— start of Excerpt provided —

Stepping out of your famous father’s shadow can be a weighty endeavor, but it’s one that writer-director Ishana Night Shyamalan takes head-on with her debut feature film The Watchers (2024). Based on the novel by A.M. Shine, the film is produced by M. Night Shyamalan, Ashwin Rajan, and Nimitt Mankad, with Dakota Fanning, Georgina Campbell, Oliver Finnegan, and Olwen Fouere starring in this dark fairy tale.
In The Watchers (2024), Mina is a 28-year-old American artist. Still filled with grief from her mother’s death, she’s living in Ireland and working in a pet shop. Putting on a new persona at night, it’s clear that she is trying to be anyone but herself. But when her boss asks her to deliver a pet bird, she finds herself stranded in an expansive, untouched forest in western Ireland.

— end of Excerpt provided —
— start of Entries —

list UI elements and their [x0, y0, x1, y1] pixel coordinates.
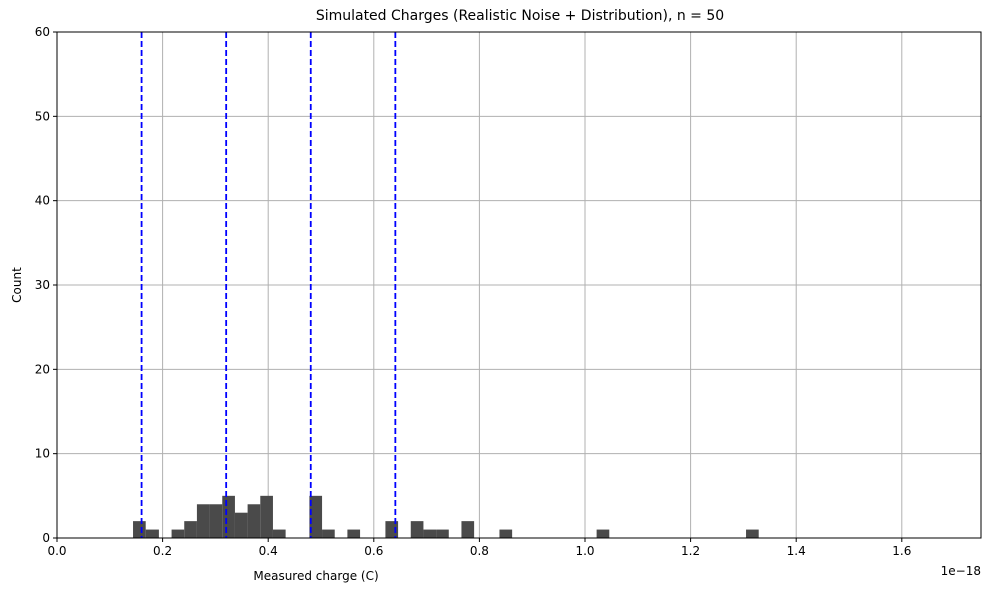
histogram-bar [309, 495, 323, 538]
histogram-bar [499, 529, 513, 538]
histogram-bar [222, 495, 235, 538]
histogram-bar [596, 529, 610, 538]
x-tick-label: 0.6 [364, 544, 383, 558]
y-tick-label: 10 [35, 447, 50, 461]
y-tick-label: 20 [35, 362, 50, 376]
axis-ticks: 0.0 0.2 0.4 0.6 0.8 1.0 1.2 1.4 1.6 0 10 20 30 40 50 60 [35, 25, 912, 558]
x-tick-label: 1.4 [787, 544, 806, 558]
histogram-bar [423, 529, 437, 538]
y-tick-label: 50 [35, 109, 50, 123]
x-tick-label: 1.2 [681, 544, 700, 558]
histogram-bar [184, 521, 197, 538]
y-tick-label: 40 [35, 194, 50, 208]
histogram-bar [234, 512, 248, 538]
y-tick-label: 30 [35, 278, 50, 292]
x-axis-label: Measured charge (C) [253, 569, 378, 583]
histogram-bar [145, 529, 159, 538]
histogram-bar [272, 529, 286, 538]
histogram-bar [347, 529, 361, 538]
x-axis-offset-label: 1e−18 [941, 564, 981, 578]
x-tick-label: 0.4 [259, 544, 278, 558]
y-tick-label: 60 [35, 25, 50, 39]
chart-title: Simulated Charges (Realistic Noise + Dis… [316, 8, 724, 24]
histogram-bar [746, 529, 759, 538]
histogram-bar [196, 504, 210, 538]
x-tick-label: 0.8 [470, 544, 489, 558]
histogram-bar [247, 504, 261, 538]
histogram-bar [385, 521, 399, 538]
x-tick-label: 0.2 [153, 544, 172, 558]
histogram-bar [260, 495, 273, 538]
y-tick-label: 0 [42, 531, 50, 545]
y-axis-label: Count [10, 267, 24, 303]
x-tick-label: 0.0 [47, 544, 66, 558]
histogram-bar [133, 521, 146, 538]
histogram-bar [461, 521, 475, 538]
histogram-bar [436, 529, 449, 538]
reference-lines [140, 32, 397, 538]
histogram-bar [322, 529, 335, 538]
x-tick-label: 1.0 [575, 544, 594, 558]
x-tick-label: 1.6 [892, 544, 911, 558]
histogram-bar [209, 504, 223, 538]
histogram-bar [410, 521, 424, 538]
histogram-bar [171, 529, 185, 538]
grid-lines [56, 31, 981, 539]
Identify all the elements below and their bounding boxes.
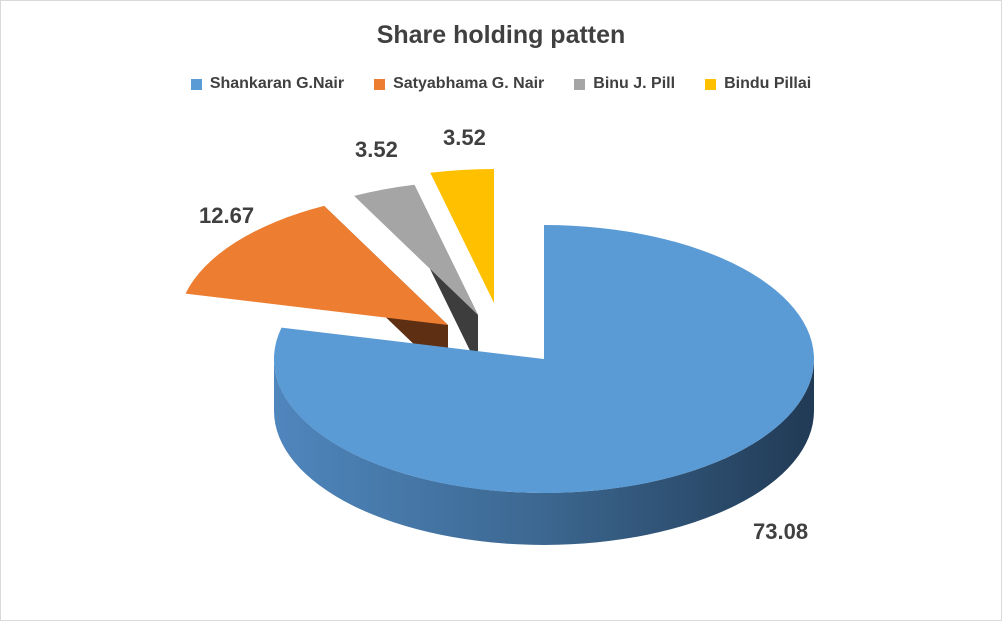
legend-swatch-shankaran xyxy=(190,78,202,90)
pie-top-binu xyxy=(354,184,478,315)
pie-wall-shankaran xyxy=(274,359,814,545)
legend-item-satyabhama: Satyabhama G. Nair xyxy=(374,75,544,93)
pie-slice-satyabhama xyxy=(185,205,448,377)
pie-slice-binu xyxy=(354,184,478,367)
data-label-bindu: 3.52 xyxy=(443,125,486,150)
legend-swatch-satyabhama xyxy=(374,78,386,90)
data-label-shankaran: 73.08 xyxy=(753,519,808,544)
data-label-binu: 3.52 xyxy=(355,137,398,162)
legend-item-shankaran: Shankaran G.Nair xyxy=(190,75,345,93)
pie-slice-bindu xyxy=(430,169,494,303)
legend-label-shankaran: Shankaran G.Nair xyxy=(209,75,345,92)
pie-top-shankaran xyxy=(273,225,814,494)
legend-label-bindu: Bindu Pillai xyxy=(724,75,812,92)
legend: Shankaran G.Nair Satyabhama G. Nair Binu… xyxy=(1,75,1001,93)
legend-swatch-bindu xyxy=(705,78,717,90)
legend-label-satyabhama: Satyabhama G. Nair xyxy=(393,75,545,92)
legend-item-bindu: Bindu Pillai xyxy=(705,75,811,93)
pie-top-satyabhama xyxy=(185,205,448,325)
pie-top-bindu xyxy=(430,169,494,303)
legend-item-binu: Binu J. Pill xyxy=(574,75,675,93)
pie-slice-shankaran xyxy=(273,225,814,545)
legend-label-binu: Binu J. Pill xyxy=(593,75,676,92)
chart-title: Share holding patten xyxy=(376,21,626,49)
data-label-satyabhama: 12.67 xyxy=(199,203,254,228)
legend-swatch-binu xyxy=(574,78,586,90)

— end of Entries —

What needs to be done
Reproduce the entire excerpt about the film The Watchers (2024) word for word.

Complete output
Stepping out of your famous father’s shadow can be a weighty endeavor, but it’s one that writer-director Ishana Night Shyamalan takes head-on with her debut feature film The Watchers (2024). Based on the novel by A.M. Shine, the film is produced by M. Night Shyamalan, Ashwin Rajan, and Nimitt Mankad, with Dakota Fanning, Georgina Campbell, Oliver Finnegan, and Olwen Fouere starring in this dark fairy tale.
In The Watchers (2024), Mina is a 28-year-old American artist. Still filled with grief from her mother’s death, she’s living in Ireland and working in a pet shop. Putting on a new persona at night, it’s clear that she is trying to be anyone but herself. But when her boss asks her to deliver a pet bird, she finds herself stranded in an expansive, untouched forest in western Ireland.